START

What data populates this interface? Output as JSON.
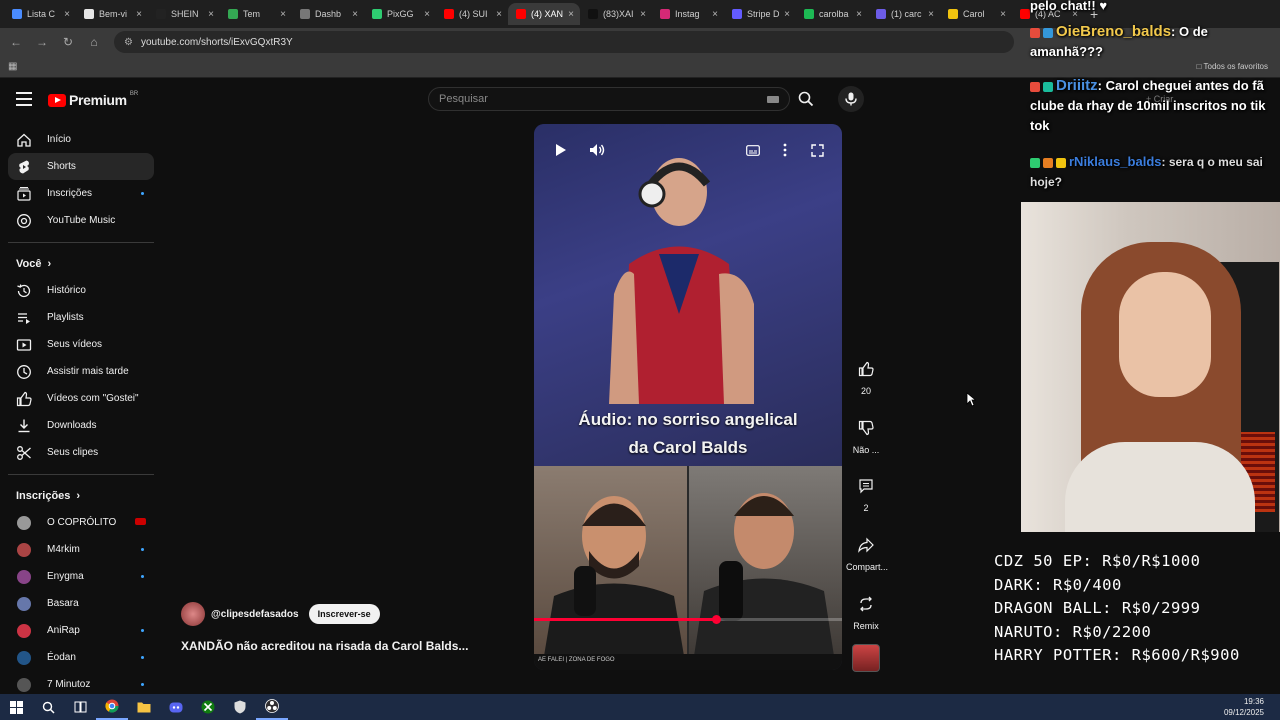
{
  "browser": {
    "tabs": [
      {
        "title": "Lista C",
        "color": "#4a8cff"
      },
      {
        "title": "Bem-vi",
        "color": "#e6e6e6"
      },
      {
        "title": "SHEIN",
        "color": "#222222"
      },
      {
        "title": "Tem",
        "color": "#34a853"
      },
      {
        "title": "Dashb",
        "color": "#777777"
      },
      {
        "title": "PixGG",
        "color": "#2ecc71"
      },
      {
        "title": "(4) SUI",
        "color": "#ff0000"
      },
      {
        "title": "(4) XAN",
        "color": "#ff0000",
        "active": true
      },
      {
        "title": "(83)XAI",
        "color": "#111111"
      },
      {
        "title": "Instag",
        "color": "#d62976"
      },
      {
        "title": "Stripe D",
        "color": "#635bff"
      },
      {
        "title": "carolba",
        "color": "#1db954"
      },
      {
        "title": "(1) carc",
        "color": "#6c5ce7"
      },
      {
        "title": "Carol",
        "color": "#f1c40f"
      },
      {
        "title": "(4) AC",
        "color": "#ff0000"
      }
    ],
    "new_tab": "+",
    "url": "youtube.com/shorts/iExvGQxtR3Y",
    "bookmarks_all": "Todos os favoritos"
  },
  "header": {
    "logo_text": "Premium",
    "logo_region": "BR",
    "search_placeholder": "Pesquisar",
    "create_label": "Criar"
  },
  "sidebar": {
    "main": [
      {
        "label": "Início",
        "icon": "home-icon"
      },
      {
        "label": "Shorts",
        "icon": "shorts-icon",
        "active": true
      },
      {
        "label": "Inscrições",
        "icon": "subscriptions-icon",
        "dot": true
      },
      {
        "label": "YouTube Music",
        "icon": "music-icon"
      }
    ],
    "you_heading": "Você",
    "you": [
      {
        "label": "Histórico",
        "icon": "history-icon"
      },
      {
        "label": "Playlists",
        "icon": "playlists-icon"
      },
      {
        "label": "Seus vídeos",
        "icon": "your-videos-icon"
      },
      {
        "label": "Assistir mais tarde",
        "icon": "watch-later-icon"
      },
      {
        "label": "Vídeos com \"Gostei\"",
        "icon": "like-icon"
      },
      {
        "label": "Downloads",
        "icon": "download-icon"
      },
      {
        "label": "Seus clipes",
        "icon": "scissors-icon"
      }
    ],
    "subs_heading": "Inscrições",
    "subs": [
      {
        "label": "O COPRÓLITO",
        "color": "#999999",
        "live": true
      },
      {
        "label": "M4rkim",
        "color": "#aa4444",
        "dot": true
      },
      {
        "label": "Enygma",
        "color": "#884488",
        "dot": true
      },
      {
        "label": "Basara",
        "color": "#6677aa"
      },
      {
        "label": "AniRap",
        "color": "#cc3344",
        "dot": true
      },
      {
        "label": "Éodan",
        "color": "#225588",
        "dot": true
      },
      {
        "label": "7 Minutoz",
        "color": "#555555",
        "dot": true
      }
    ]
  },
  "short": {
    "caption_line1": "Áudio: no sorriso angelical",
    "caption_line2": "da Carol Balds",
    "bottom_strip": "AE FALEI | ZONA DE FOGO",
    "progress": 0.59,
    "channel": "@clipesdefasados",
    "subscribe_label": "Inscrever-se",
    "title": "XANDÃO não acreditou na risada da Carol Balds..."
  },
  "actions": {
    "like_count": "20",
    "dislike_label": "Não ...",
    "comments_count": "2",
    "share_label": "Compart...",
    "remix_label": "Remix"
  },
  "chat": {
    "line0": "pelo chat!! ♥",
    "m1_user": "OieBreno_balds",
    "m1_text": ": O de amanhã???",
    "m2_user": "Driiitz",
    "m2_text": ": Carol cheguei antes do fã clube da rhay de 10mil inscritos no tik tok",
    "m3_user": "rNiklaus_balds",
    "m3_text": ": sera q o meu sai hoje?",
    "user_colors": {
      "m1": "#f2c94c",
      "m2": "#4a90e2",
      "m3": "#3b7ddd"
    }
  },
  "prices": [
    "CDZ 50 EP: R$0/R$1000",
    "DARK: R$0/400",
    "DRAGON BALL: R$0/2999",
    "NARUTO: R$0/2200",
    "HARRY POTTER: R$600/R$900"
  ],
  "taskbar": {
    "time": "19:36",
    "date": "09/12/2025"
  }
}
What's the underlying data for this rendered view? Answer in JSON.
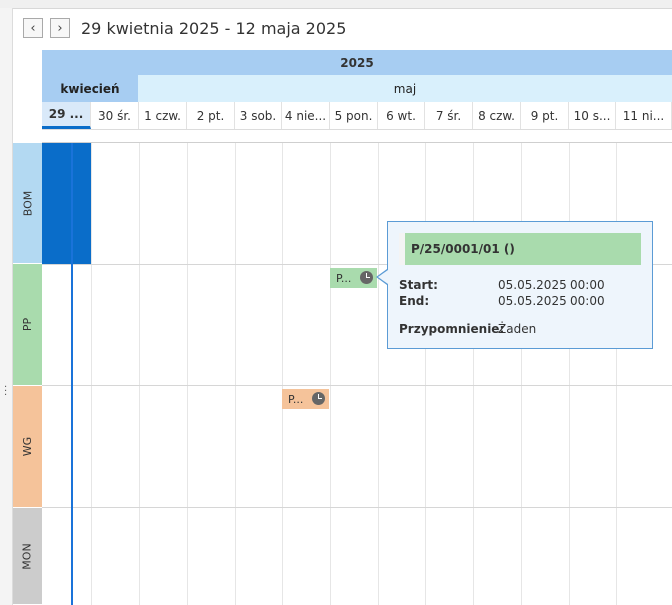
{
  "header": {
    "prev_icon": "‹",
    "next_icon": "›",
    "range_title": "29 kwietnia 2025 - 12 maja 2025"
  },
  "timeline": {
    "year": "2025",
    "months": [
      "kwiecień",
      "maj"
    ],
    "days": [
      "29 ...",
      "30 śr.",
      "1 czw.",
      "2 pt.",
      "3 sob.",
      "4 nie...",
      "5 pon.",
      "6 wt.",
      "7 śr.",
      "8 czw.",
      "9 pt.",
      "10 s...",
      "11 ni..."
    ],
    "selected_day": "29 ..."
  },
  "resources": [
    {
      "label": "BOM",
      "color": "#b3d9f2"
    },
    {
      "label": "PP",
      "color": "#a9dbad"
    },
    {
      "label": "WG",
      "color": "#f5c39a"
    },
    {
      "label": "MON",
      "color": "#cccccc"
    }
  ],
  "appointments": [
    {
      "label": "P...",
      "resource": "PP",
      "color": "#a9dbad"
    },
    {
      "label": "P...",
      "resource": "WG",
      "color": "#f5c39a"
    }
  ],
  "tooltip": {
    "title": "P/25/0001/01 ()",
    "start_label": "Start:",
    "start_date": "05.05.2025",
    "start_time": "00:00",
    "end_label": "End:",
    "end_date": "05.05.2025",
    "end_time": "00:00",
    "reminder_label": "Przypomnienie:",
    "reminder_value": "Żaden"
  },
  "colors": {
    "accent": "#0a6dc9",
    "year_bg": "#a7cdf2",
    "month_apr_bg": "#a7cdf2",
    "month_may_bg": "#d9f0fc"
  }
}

END

Write out each entry exactly as given, omitting any picture.

■ **SOLUTION**
What data populates this interface? Output as JSON.
{
  "browser": {
    "tabs": [
      {
        "title": "Lista C",
        "color": "#4a8cff"
      },
      {
        "title": "Bem-vi",
        "color": "#e6e6e6"
      },
      {
        "title": "SHEIN",
        "color": "#222222"
      },
      {
        "title": "Tem",
        "color": "#34a853"
      },
      {
        "title": "Dashb",
        "color": "#777777"
      },
      {
        "title": "PixGG",
        "color": "#2ecc71"
      },
      {
        "title": "(4) SUI",
        "color": "#ff0000"
      },
      {
        "title": "(4) XAN",
        "color": "#ff0000",
        "active": true
      },
      {
        "title": "(83)XAI",
        "color": "#111111"
      },
      {
        "title": "Instag",
        "color": "#d62976"
      },
      {
        "title": "Stripe D",
        "color": "#635bff"
      },
      {
        "title": "carolba",
        "color": "#1db954"
      },
      {
        "title": "(1) carc",
        "color": "#6c5ce7"
      },
      {
        "title": "Carol",
        "color": "#f1c40f"
      },
      {
        "title": "(4) AC",
        "color": "#ff0000"
      }
    ],
    "new_tab": "+",
    "url": "youtube.com/shorts/iExvGQxtR3Y",
    "bookmarks_all": "Todos os favoritos"
  },
  "header": {
    "logo_text": "Premium",
    "logo_region": "BR",
    "search_placeholder": "Pesquisar",
    "create_label": "Criar"
  },
  "sidebar": {
    "main": [
      {
        "label": "Início",
        "icon": "home-icon"
      },
      {
        "label": "Shorts",
        "icon": "shorts-icon",
        "active": true
      },
      {
        "label": "Inscrições",
        "icon": "subscriptions-icon",
        "dot": true
      },
      {
        "label": "YouTube Music",
        "icon": "music-icon"
      }
    ],
    "you_heading": "Você",
    "you": [
      {
        "label": "Histórico",
        "icon": "history-icon"
      },
      {
        "label": "Playlists",
        "icon": "playlists-icon"
      },
      {
        "label": "Seus vídeos",
        "icon": "your-videos-icon"
      },
      {
        "label": "Assistir mais tarde",
        "icon": "watch-later-icon"
      },
      {
        "label": "Vídeos com \"Gostei\"",
        "icon": "like-icon"
      },
      {
        "label": "Downloads",
        "icon": "download-icon"
      },
      {
        "label": "Seus clipes",
        "icon": "scissors-icon"
      }
    ],
    "subs_heading": "Inscrições",
    "subs": [
      {
        "label": "O COPRÓLITO",
        "color": "#999999",
        "live": true
      },
      {
        "label": "M4rkim",
        "color": "#aa4444",
        "dot": true
      },
      {
        "label": "Enygma",
        "color": "#884488",
        "dot": true
      },
      {
        "label": "Basara",
        "color": "#6677aa"
      },
      {
        "label": "AniRap",
        "color": "#cc3344",
        "dot": true
      },
      {
        "label": "Éodan",
        "color": "#225588",
        "dot": true
      },
      {
        "label": "7 Minutoz",
        "color": "#555555",
        "dot": true
      }
    ]
  },
  "short": {
    "caption_line1": "Áudio: no sorriso angelical",
    "caption_line2": "da Carol Balds",
    "bottom_strip": "AE FALEI | ZONA DE FOGO",
    "progress": 0.59,
    "channel": "@clipesdefasados",
    "subscribe_label": "Inscrever-se",
    "title": "XANDÃO não acreditou na risada da Carol Balds..."
  },
  "actions": {
    "like_count": "20",
    "dislike_label": "Não ...",
    "comments_count": "2",
    "share_label": "Compart...",
    "remix_label": "Remix"
  },
  "chat": {
    "line0": "pelo chat!! ♥",
    "m1_user": "OieBreno_balds",
    "m1_text": ": O de amanhã???",
    "m2_user": "Driiitz",
    "m2_text": ": Carol cheguei antes do fã clube da rhay de 10mil inscritos no tik tok",
    "m3_user": "rNiklaus_balds",
    "m3_text": ": sera q o meu sai hoje?",
    "user_colors": {
      "m1": "#f2c94c",
      "m2": "#4a90e2",
      "m3": "#3b7ddd"
    }
  },
  "prices": [
    "CDZ 50 EP: R$0/R$1000",
    "DARK: R$0/400",
    "DRAGON BALL: R$0/2999",
    "NARUTO: R$0/2200",
    "HARRY POTTER: R$600/R$900"
  ],
  "taskbar": {
    "time": "19:36",
    "date": "09/12/2025"
  }
}
What's the underlying data for this rendered view? Answer in JSON.
{
  "header": {
    "prev_icon": "‹",
    "next_icon": "›",
    "range_title": "29 kwietnia 2025 - 12 maja 2025"
  },
  "timeline": {
    "year": "2025",
    "months": [
      "kwiecień",
      "maj"
    ],
    "days": [
      "29 ...",
      "30 śr.",
      "1 czw.",
      "2 pt.",
      "3 sob.",
      "4 nie...",
      "5 pon.",
      "6 wt.",
      "7 śr.",
      "8 czw.",
      "9 pt.",
      "10 s...",
      "11 ni..."
    ],
    "selected_day": "29 ..."
  },
  "resources": [
    {
      "label": "BOM",
      "color": "#b3d9f2"
    },
    {
      "label": "PP",
      "color": "#a9dbad"
    },
    {
      "label": "WG",
      "color": "#f5c39a"
    },
    {
      "label": "MON",
      "color": "#cccccc"
    }
  ],
  "appointments": [
    {
      "label": "P...",
      "resource": "PP",
      "color": "#a9dbad"
    },
    {
      "label": "P...",
      "resource": "WG",
      "color": "#f5c39a"
    }
  ],
  "tooltip": {
    "title": "P/25/0001/01 ()",
    "start_label": "Start:",
    "start_date": "05.05.2025",
    "start_time": "00:00",
    "end_label": "End:",
    "end_date": "05.05.2025",
    "end_time": "00:00",
    "reminder_label": "Przypomnienie:",
    "reminder_value": "Żaden"
  },
  "colors": {
    "accent": "#0a6dc9",
    "year_bg": "#a7cdf2",
    "month_apr_bg": "#a7cdf2",
    "month_may_bg": "#d9f0fc"
  }
}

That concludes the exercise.